[Problem requirements]: What follows is a set of entries. Repeat them exactly, but not their pictures.
^^^^
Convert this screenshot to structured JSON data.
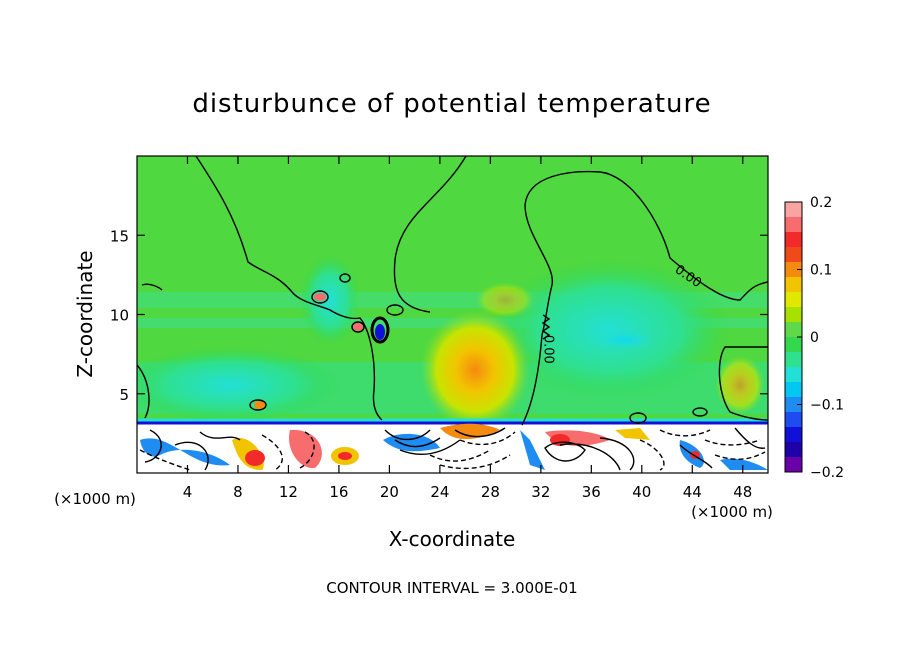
{
  "chart_data": {
    "type": "heatmap",
    "title": "disturbunce of potential temperature",
    "xlabel": "X-coordinate",
    "ylabel": "Z-coordinate",
    "x_unit_left": "(×1000 m)",
    "x_unit_right": "(×1000 m)",
    "x_ticks": [
      4,
      8,
      12,
      16,
      20,
      24,
      28,
      32,
      36,
      40,
      44,
      48
    ],
    "y_ticks": [
      5,
      10,
      15
    ],
    "xlim": [
      0,
      50
    ],
    "ylim": [
      0,
      20
    ],
    "colorbar": {
      "min": -0.2,
      "max": 0.2,
      "tick_values": [
        0.2,
        0.1,
        0,
        -0.1,
        -0.2
      ],
      "tick_labels": [
        "0.2",
        "0.1",
        "0",
        "−0.1",
        "−0.2"
      ],
      "colors": [
        "#f9a3a3",
        "#f76c6c",
        "#f22a2a",
        "#f04a1a",
        "#f58a10",
        "#f2c400",
        "#e0e800",
        "#a8e000",
        "#5fd84a",
        "#33d84e",
        "#2fe08f",
        "#22e0d6",
        "#00c8f0",
        "#1e8cf0",
        "#1f4cf0",
        "#1010d8",
        "#1f00a8",
        "#6a00a8"
      ]
    },
    "contour_labels": [
      {
        "text": "0.00",
        "x": 43.5,
        "y": 12.2
      },
      {
        "text": "0.00",
        "x": 32.3,
        "y": 7.8
      }
    ],
    "footer": "CONTOUR INTERVAL = 3.000E-01"
  }
}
^^^^
[Task output]:
Convert this screenshot to structured JSON data.
{
  "chart_data": {
    "type": "heatmap",
    "title": "disturbunce of potential temperature",
    "xlabel": "X-coordinate",
    "ylabel": "Z-coordinate",
    "x_unit_left": "(×1000 m)",
    "x_unit_right": "(×1000 m)",
    "x_ticks": [
      4,
      8,
      12,
      16,
      20,
      24,
      28,
      32,
      36,
      40,
      44,
      48
    ],
    "y_ticks": [
      5,
      10,
      15
    ],
    "xlim": [
      0,
      50
    ],
    "ylim": [
      0,
      20
    ],
    "colorbar": {
      "min": -0.2,
      "max": 0.2,
      "tick_values": [
        0.2,
        0.1,
        0,
        -0.1,
        -0.2
      ],
      "tick_labels": [
        "0.2",
        "0.1",
        "0",
        "−0.1",
        "−0.2"
      ],
      "colors": [
        "#f9a3a3",
        "#f76c6c",
        "#f22a2a",
        "#f04a1a",
        "#f58a10",
        "#f2c400",
        "#e0e800",
        "#a8e000",
        "#5fd84a",
        "#33d84e",
        "#2fe08f",
        "#22e0d6",
        "#00c8f0",
        "#1e8cf0",
        "#1f4cf0",
        "#1010d8",
        "#1f00a8",
        "#6a00a8"
      ]
    },
    "contour_labels": [
      {
        "text": "0.00",
        "x": 43.5,
        "y": 12.2
      },
      {
        "text": "0.00",
        "x": 32.3,
        "y": 7.8
      }
    ],
    "footer": "CONTOUR INTERVAL = 3.000E-01"
  }
}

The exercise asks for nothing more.